**Exercise requirements**
Wherever the string "grid" appears, copy the whole line.

(Dataset rows)
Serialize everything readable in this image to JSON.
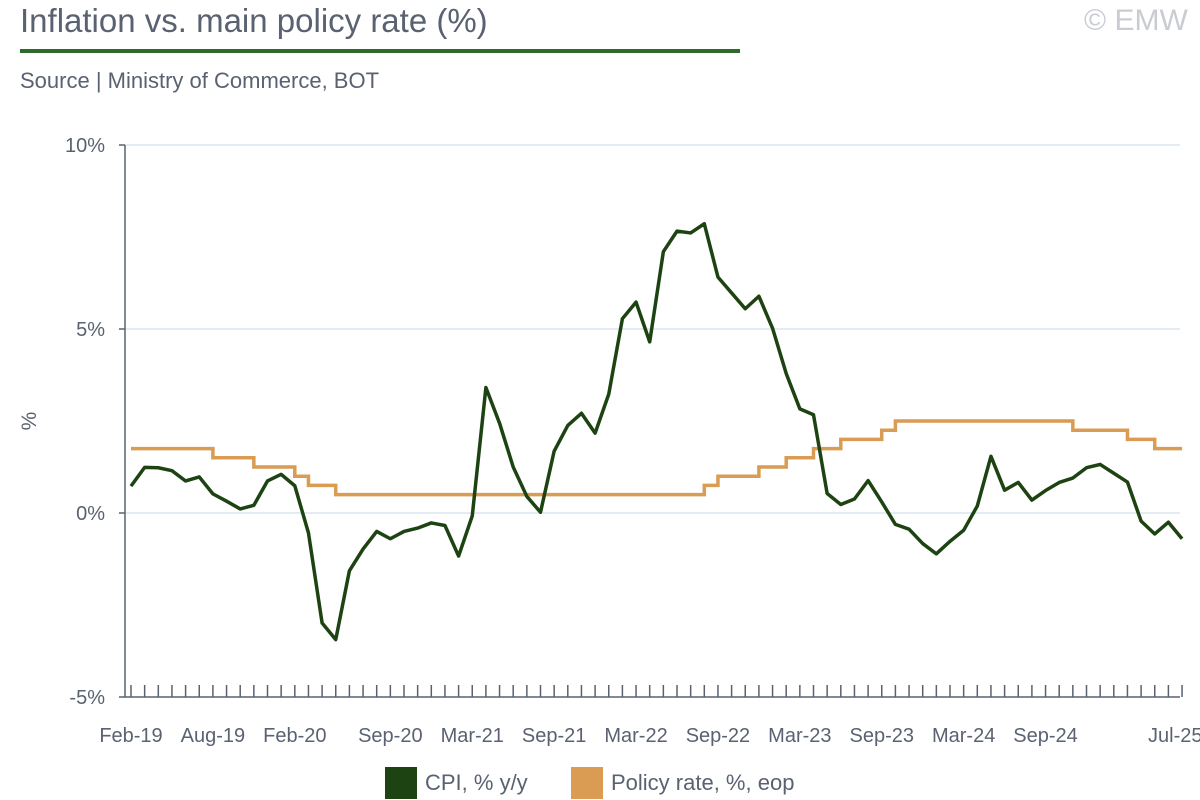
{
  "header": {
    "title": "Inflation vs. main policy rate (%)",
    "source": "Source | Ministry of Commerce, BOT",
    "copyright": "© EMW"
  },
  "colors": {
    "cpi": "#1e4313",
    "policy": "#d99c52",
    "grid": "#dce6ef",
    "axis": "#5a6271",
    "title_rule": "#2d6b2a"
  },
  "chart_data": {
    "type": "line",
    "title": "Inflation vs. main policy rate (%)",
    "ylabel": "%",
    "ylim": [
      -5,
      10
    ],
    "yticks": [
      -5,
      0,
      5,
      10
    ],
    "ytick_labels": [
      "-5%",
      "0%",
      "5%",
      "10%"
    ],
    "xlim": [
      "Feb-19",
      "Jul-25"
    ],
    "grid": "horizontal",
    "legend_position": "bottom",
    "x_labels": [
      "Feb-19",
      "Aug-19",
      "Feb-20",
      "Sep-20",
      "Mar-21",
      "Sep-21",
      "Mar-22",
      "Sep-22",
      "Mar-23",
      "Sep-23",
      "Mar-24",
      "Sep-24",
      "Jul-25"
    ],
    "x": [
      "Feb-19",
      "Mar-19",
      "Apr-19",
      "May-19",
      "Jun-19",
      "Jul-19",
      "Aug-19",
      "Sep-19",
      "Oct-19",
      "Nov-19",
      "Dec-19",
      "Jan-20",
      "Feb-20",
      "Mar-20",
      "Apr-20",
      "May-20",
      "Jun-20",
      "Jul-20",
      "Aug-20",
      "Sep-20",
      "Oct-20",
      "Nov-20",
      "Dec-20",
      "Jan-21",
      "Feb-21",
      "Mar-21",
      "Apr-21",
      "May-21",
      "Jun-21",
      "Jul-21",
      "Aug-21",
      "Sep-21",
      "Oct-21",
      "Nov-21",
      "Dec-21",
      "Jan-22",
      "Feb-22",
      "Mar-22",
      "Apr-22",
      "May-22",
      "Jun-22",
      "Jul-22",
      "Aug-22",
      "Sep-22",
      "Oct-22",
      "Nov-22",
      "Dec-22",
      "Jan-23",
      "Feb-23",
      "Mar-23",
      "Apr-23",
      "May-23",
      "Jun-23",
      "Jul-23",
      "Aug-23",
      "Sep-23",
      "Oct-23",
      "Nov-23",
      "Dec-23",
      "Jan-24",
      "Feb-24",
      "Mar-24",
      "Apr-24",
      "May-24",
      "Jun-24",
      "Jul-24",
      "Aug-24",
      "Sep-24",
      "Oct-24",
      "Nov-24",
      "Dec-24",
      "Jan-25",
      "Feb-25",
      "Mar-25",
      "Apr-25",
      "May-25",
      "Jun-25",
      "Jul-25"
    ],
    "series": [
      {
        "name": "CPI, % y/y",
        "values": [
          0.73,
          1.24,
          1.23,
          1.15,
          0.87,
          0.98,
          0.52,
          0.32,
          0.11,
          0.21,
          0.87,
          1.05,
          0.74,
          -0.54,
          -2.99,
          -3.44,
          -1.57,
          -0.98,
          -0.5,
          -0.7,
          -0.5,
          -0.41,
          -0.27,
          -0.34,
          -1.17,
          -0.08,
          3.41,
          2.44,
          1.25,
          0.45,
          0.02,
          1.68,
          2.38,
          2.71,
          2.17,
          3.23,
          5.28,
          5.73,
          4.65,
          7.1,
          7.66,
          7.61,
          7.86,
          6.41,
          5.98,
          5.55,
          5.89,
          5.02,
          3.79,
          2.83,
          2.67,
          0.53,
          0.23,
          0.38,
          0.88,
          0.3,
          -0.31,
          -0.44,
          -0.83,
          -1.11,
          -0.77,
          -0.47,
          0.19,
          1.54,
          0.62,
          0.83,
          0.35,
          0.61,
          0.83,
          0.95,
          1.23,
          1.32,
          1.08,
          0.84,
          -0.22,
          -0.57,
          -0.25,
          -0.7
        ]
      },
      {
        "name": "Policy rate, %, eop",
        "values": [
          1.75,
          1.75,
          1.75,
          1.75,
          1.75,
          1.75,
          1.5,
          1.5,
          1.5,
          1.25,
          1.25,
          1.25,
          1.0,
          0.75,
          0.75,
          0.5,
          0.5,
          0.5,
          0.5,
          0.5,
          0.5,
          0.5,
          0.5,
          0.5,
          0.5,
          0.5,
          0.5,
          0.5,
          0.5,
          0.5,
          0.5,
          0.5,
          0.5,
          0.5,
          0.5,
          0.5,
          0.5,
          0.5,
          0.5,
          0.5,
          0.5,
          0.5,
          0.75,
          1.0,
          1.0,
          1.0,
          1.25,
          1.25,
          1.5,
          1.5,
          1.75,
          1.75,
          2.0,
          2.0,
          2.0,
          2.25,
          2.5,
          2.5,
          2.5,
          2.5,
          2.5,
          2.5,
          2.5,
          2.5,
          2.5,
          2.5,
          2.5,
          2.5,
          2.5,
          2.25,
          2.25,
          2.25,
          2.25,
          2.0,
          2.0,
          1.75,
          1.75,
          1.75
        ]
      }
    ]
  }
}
...
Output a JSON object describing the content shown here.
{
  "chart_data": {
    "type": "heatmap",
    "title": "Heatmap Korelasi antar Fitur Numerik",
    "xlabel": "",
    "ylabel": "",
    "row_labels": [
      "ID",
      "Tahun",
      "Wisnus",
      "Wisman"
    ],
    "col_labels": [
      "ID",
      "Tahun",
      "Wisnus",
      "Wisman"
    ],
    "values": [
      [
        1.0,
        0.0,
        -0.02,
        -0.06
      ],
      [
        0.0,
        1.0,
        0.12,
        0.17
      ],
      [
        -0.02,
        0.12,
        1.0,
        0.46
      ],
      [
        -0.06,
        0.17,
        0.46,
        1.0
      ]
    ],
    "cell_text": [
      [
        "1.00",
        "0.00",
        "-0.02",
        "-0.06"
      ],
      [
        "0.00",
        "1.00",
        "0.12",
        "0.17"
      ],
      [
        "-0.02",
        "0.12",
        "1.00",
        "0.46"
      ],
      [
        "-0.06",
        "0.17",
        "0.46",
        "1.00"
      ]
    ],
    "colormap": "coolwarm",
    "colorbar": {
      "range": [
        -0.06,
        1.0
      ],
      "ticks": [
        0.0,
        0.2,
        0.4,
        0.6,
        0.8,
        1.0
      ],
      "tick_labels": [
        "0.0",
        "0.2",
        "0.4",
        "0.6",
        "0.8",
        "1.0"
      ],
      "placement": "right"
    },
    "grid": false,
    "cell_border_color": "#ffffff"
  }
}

**Answer for this exercise**
    "grid": "#dce6ef",
    "grid": "horizontal",
    "grid": false,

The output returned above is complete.